=== Task data ===

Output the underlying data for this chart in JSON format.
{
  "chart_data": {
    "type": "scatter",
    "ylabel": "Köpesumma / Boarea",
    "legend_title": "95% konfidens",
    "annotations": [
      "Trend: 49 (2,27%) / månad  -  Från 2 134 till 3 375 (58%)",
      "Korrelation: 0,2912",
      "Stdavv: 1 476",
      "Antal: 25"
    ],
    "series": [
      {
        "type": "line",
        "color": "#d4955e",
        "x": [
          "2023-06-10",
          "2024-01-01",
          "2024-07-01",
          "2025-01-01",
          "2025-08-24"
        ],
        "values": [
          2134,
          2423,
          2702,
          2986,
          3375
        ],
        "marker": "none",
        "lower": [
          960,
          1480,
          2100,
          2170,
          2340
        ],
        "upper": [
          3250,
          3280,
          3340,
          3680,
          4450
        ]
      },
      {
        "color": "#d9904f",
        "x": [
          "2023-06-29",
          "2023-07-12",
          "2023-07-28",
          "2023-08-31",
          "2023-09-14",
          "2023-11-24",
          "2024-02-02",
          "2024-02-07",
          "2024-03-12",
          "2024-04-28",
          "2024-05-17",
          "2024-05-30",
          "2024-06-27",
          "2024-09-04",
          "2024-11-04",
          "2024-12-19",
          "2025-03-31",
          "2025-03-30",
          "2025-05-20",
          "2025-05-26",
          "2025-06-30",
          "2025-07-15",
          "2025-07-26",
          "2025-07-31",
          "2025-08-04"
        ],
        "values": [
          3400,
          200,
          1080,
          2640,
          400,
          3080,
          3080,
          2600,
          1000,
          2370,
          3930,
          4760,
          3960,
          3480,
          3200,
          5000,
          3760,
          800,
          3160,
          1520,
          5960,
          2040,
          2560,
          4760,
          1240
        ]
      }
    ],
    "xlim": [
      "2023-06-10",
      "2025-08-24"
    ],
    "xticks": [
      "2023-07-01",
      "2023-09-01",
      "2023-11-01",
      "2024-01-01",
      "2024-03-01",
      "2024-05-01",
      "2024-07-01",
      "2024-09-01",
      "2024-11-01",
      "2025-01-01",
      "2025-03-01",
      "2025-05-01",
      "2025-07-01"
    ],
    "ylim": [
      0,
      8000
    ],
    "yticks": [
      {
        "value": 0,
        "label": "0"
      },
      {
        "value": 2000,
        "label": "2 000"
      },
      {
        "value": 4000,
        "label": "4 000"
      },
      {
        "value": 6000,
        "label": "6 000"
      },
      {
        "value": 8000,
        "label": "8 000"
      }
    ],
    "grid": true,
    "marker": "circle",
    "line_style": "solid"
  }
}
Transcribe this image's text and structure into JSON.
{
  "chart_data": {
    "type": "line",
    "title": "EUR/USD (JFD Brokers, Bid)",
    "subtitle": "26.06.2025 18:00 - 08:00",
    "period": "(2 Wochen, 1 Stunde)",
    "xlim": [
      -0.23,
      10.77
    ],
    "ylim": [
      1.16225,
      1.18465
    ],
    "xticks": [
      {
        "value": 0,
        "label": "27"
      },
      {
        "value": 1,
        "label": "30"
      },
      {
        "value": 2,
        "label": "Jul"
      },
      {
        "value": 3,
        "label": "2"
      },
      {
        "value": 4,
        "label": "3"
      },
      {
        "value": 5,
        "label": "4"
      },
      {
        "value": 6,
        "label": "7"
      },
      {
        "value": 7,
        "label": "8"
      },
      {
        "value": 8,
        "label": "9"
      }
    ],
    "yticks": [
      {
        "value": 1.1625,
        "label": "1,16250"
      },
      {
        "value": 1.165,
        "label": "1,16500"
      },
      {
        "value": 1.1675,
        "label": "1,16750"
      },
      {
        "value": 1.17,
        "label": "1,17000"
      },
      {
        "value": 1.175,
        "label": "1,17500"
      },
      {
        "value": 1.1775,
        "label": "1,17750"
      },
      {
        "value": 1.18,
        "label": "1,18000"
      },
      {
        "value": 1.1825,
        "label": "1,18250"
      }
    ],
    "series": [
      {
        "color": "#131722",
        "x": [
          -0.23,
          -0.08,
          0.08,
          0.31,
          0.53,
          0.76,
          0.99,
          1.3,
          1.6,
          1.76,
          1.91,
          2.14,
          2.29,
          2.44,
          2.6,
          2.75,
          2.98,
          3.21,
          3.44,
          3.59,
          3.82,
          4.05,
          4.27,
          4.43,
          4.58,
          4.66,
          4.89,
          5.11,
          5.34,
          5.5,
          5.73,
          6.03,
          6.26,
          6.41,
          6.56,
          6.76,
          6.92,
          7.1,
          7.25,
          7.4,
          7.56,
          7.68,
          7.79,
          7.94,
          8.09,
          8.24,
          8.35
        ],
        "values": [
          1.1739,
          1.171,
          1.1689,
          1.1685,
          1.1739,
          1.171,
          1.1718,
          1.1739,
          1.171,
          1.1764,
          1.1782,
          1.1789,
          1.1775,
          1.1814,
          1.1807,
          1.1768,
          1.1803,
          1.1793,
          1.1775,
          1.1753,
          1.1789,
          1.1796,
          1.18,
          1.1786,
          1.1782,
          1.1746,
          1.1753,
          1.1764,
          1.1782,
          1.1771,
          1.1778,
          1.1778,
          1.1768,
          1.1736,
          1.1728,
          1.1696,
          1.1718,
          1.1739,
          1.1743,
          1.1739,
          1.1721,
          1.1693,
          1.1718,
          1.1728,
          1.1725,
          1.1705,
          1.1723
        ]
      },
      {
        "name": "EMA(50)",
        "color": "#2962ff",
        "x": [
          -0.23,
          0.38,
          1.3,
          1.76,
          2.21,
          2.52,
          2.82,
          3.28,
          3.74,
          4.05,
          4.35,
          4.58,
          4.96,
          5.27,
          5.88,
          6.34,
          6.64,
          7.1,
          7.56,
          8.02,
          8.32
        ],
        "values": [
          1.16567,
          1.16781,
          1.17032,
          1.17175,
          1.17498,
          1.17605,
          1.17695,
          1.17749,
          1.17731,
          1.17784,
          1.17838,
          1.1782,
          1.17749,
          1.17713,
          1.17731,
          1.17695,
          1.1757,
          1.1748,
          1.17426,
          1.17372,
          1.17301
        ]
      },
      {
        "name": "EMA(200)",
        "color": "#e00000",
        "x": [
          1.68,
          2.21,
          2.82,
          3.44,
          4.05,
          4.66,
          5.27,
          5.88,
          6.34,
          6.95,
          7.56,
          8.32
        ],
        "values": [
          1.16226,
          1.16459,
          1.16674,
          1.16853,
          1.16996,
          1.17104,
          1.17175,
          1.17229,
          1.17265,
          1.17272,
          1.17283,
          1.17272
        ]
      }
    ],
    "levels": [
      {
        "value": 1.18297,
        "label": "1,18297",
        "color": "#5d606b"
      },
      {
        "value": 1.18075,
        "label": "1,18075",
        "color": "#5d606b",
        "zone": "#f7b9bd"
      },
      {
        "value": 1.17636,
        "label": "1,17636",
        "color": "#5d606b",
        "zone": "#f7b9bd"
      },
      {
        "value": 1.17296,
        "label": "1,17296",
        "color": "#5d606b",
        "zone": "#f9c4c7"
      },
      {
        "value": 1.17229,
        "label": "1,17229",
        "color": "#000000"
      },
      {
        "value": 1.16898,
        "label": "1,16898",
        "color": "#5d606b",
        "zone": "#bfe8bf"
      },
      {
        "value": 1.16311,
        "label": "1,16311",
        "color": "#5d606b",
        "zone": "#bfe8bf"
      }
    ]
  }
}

===

**Instruction:**
Copy out the whole listing, exactly as written.

**Written solution:**
Output the underlying data for this chart in JSON format.
{
  "chart_data": {
    "type": "scatter",
    "ylabel": "Köpesumma / Boarea",
    "legend_title": "95% konfidens",
    "annotations": [
      "Trend: 49 (2,27%) / månad  -  Från 2 134 till 3 375 (58%)",
      "Korrelation: 0,2912",
      "Stdavv: 1 476",
      "Antal: 25"
    ],
    "series": [
      {
        "type": "line",
        "color": "#d4955e",
        "x": [
          "2023-06-10",
          "2024-01-01",
          "2024-07-01",
          "2025-01-01",
          "2025-08-24"
        ],
        "values": [
          2134,
          2423,
          2702,
          2986,
          3375
        ],
        "marker": "none",
        "lower": [
          960,
          1480,
          2100,
          2170,
          2340
        ],
        "upper": [
          3250,
          3280,
          3340,
          3680,
          4450
        ]
      },
      {
        "color": "#d9904f",
        "x": [
          "2023-06-29",
          "2023-07-12",
          "2023-07-28",
          "2023-08-31",
          "2023-09-14",
          "2023-11-24",
          "2024-02-02",
          "2024-02-07",
          "2024-03-12",
          "2024-04-28",
          "2024-05-17",
          "2024-05-30",
          "2024-06-27",
          "2024-09-04",
          "2024-11-04",
          "2024-12-19",
          "2025-03-31",
          "2025-03-30",
          "2025-05-20",
          "2025-05-26",
          "2025-06-30",
          "2025-07-15",
          "2025-07-26",
          "2025-07-31",
          "2025-08-04"
        ],
        "values": [
          3400,
          200,
          1080,
          2640,
          400,
          3080,
          3080,
          2600,
          1000,
          2370,
          3930,
          4760,
          3960,
          3480,
          3200,
          5000,
          3760,
          800,
          3160,
          1520,
          5960,
          2040,
          2560,
          4760,
          1240
        ]
      }
    ],
    "xlim": [
      "2023-06-10",
      "2025-08-24"
    ],
    "xticks": [
      "2023-07-01",
      "2023-09-01",
      "2023-11-01",
      "2024-01-01",
      "2024-03-01",
      "2024-05-01",
      "2024-07-01",
      "2024-09-01",
      "2024-11-01",
      "2025-01-01",
      "2025-03-01",
      "2025-05-01",
      "2025-07-01"
    ],
    "ylim": [
      0,
      8000
    ],
    "yticks": [
      {
        "value": 0,
        "label": "0"
      },
      {
        "value": 2000,
        "label": "2 000"
      },
      {
        "value": 4000,
        "label": "4 000"
      },
      {
        "value": 6000,
        "label": "6 000"
      },
      {
        "value": 8000,
        "label": "8 000"
      }
    ],
    "grid": true,
    "marker": "circle",
    "line_style": "solid"
  }
}
Transcribe this image's text and structure into JSON.
{
  "chart_data": {
    "type": "line",
    "title": "EUR/USD (JFD Brokers, Bid)",
    "subtitle": "26.06.2025 18:00 - 08:00",
    "period": "(2 Wochen, 1 Stunde)",
    "xlim": [
      -0.23,
      10.77
    ],
    "ylim": [
      1.16225,
      1.18465
    ],
    "xticks": [
      {
        "value": 0,
        "label": "27"
      },
      {
        "value": 1,
        "label": "30"
      },
      {
        "value": 2,
        "label": "Jul"
      },
      {
        "value": 3,
        "label": "2"
      },
      {
        "value": 4,
        "label": "3"
      },
      {
        "value": 5,
        "label": "4"
      },
      {
        "value": 6,
        "label": "7"
      },
      {
        "value": 7,
        "label": "8"
      },
      {
        "value": 8,
        "label": "9"
      }
    ],
    "yticks": [
      {
        "value": 1.1625,
        "label": "1,16250"
      },
      {
        "value": 1.165,
        "label": "1,16500"
      },
      {
        "value": 1.1675,
        "label": "1,16750"
      },
      {
        "value": 1.17,
        "label": "1,17000"
      },
      {
        "value": 1.175,
        "label": "1,17500"
      },
      {
        "value": 1.1775,
        "label": "1,17750"
      },
      {
        "value": 1.18,
        "label": "1,18000"
      },
      {
        "value": 1.1825,
        "label": "1,18250"
      }
    ],
    "series": [
      {
        "color": "#131722",
        "x": [
          -0.23,
          -0.08,
          0.08,
          0.31,
          0.53,
          0.76,
          0.99,
          1.3,
          1.6,
          1.76,
          1.91,
          2.14,
          2.29,
          2.44,
          2.6,
          2.75,
          2.98,
          3.21,
          3.44,
          3.59,
          3.82,
          4.05,
          4.27,
          4.43,
          4.58,
          4.66,
          4.89,
          5.11,
          5.34,
          5.5,
          5.73,
          6.03,
          6.26,
          6.41,
          6.56,
          6.76,
          6.92,
          7.1,
          7.25,
          7.4,
          7.56,
          7.68,
          7.79,
          7.94,
          8.09,
          8.24,
          8.35
        ],
        "values": [
          1.1739,
          1.171,
          1.1689,
          1.1685,
          1.1739,
          1.171,
          1.1718,
          1.1739,
          1.171,
          1.1764,
          1.1782,
          1.1789,
          1.1775,
          1.1814,
          1.1807,
          1.1768,
          1.1803,
          1.1793,
          1.1775,
          1.1753,
          1.1789,
          1.1796,
          1.18,
          1.1786,
          1.1782,
          1.1746,
          1.1753,
          1.1764,
          1.1782,
          1.1771,
          1.1778,
          1.1778,
          1.1768,
          1.1736,
          1.1728,
          1.1696,
          1.1718,
          1.1739,
          1.1743,
          1.1739,
          1.1721,
          1.1693,
          1.1718,
          1.1728,
          1.1725,
          1.1705,
          1.1723
        ]
      },
      {
        "name": "EMA(50)",
        "color": "#2962ff",
        "x": [
          -0.23,
          0.38,
          1.3,
          1.76,
          2.21,
          2.52,
          2.82,
          3.28,
          3.74,
          4.05,
          4.35,
          4.58,
          4.96,
          5.27,
          5.88,
          6.34,
          6.64,
          7.1,
          7.56,
          8.02,
          8.32
        ],
        "values": [
          1.16567,
          1.16781,
          1.17032,
          1.17175,
          1.17498,
          1.17605,
          1.17695,
          1.17749,
          1.17731,
          1.17784,
          1.17838,
          1.1782,
          1.17749,
          1.17713,
          1.17731,
          1.17695,
          1.1757,
          1.1748,
          1.17426,
          1.17372,
          1.17301
        ]
      },
      {
        "name": "EMA(200)",
        "color": "#e00000",
        "x": [
          1.68,
          2.21,
          2.82,
          3.44,
          4.05,
          4.66,
          5.27,
          5.88,
          6.34,
          6.95,
          7.56,
          8.32
        ],
        "values": [
          1.16226,
          1.16459,
          1.16674,
          1.16853,
          1.16996,
          1.17104,
          1.17175,
          1.17229,
          1.17265,
          1.17272,
          1.17283,
          1.17272
        ]
      }
    ],
    "levels": [
      {
        "value": 1.18297,
        "label": "1,18297",
        "color": "#5d606b"
      },
      {
        "value": 1.18075,
        "label": "1,18075",
        "color": "#5d606b",
        "zone": "#f7b9bd"
      },
      {
        "value": 1.17636,
        "label": "1,17636",
        "color": "#5d606b",
        "zone": "#f7b9bd"
      },
      {
        "value": 1.17296,
        "label": "1,17296",
        "color": "#5d606b",
        "zone": "#f9c4c7"
      },
      {
        "value": 1.17229,
        "label": "1,17229",
        "color": "#000000"
      },
      {
        "value": 1.16898,
        "label": "1,16898",
        "color": "#5d606b",
        "zone": "#bfe8bf"
      },
      {
        "value": 1.16311,
        "label": "1,16311",
        "color": "#5d606b",
        "zone": "#bfe8bf"
      }
    ]
  }
}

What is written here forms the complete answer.